[Records from a collection]
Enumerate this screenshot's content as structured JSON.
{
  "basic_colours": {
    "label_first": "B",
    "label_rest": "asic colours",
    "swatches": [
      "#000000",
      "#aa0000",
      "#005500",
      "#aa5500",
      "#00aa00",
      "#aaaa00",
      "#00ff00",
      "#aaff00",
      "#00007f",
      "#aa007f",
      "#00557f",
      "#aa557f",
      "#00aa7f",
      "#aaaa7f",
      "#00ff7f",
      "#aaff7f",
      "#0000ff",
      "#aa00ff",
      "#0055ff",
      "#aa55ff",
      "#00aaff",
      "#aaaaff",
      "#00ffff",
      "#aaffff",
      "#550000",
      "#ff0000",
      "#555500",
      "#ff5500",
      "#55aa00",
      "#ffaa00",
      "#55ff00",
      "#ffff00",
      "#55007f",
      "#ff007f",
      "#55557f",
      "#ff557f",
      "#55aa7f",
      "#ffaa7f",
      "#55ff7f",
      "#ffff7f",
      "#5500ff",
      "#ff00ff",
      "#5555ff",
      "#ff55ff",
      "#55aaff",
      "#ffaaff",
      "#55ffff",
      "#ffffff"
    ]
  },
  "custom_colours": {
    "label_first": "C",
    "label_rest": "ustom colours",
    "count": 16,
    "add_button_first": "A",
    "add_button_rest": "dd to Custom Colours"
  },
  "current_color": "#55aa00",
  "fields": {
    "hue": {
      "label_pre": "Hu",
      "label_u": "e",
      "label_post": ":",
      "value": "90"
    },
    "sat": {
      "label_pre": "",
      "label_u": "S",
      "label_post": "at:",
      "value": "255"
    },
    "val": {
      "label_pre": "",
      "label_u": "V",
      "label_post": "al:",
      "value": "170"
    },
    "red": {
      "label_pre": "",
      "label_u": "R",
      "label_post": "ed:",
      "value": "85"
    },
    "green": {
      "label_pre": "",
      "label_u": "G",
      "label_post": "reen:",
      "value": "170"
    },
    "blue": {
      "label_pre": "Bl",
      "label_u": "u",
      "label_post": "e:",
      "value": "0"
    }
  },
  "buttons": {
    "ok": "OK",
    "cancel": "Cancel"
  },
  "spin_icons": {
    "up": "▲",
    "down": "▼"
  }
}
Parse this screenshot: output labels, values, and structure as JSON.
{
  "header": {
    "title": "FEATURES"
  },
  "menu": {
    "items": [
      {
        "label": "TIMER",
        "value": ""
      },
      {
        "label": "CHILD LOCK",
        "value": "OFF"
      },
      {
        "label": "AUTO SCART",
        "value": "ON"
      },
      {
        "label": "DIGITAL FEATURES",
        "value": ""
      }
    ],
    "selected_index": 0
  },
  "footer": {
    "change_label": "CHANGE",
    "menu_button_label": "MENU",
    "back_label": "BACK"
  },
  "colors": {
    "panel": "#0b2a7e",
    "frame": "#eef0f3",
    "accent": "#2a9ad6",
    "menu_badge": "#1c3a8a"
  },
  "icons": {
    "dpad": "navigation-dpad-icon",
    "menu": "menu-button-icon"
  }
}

Exercise task:
Give the records above again, word for word.

Task output:
Enumerate this screenshot's content as structured JSON.
{
  "basic_colours": {
    "label_first": "B",
    "label_rest": "asic colours",
    "swatches": [
      "#000000",
      "#aa0000",
      "#005500",
      "#aa5500",
      "#00aa00",
      "#aaaa00",
      "#00ff00",
      "#aaff00",
      "#00007f",
      "#aa007f",
      "#00557f",
      "#aa557f",
      "#00aa7f",
      "#aaaa7f",
      "#00ff7f",
      "#aaff7f",
      "#0000ff",
      "#aa00ff",
      "#0055ff",
      "#aa55ff",
      "#00aaff",
      "#aaaaff",
      "#00ffff",
      "#aaffff",
      "#550000",
      "#ff0000",
      "#555500",
      "#ff5500",
      "#55aa00",
      "#ffaa00",
      "#55ff00",
      "#ffff00",
      "#55007f",
      "#ff007f",
      "#55557f",
      "#ff557f",
      "#55aa7f",
      "#ffaa7f",
      "#55ff7f",
      "#ffff7f",
      "#5500ff",
      "#ff00ff",
      "#5555ff",
      "#ff55ff",
      "#55aaff",
      "#ffaaff",
      "#55ffff",
      "#ffffff"
    ]
  },
  "custom_colours": {
    "label_first": "C",
    "label_rest": "ustom colours",
    "count": 16,
    "add_button_first": "A",
    "add_button_rest": "dd to Custom Colours"
  },
  "current_color": "#55aa00",
  "fields": {
    "hue": {
      "label_pre": "Hu",
      "label_u": "e",
      "label_post": ":",
      "value": "90"
    },
    "sat": {
      "label_pre": "",
      "label_u": "S",
      "label_post": "at:",
      "value": "255"
    },
    "val": {
      "label_pre": "",
      "label_u": "V",
      "label_post": "al:",
      "value": "170"
    },
    "red": {
      "label_pre": "",
      "label_u": "R",
      "label_post": "ed:",
      "value": "85"
    },
    "green": {
      "label_pre": "",
      "label_u": "G",
      "label_post": "reen:",
      "value": "170"
    },
    "blue": {
      "label_pre": "Bl",
      "label_u": "u",
      "label_post": "e:",
      "value": "0"
    }
  },
  "buttons": {
    "ok": "OK",
    "cancel": "Cancel"
  },
  "spin_icons": {
    "up": "▲",
    "down": "▼"
  }
}
Parse this screenshot: output labels, values, and structure as JSON.
{
  "header": {
    "title": "FEATURES"
  },
  "menu": {
    "items": [
      {
        "label": "TIMER",
        "value": ""
      },
      {
        "label": "CHILD LOCK",
        "value": "OFF"
      },
      {
        "label": "AUTO SCART",
        "value": "ON"
      },
      {
        "label": "DIGITAL FEATURES",
        "value": ""
      }
    ],
    "selected_index": 0
  },
  "footer": {
    "change_label": "CHANGE",
    "menu_button_label": "MENU",
    "back_label": "BACK"
  },
  "colors": {
    "panel": "#0b2a7e",
    "frame": "#eef0f3",
    "accent": "#2a9ad6",
    "menu_badge": "#1c3a8a"
  },
  "icons": {
    "dpad": "navigation-dpad-icon",
    "menu": "menu-button-icon"
  }
}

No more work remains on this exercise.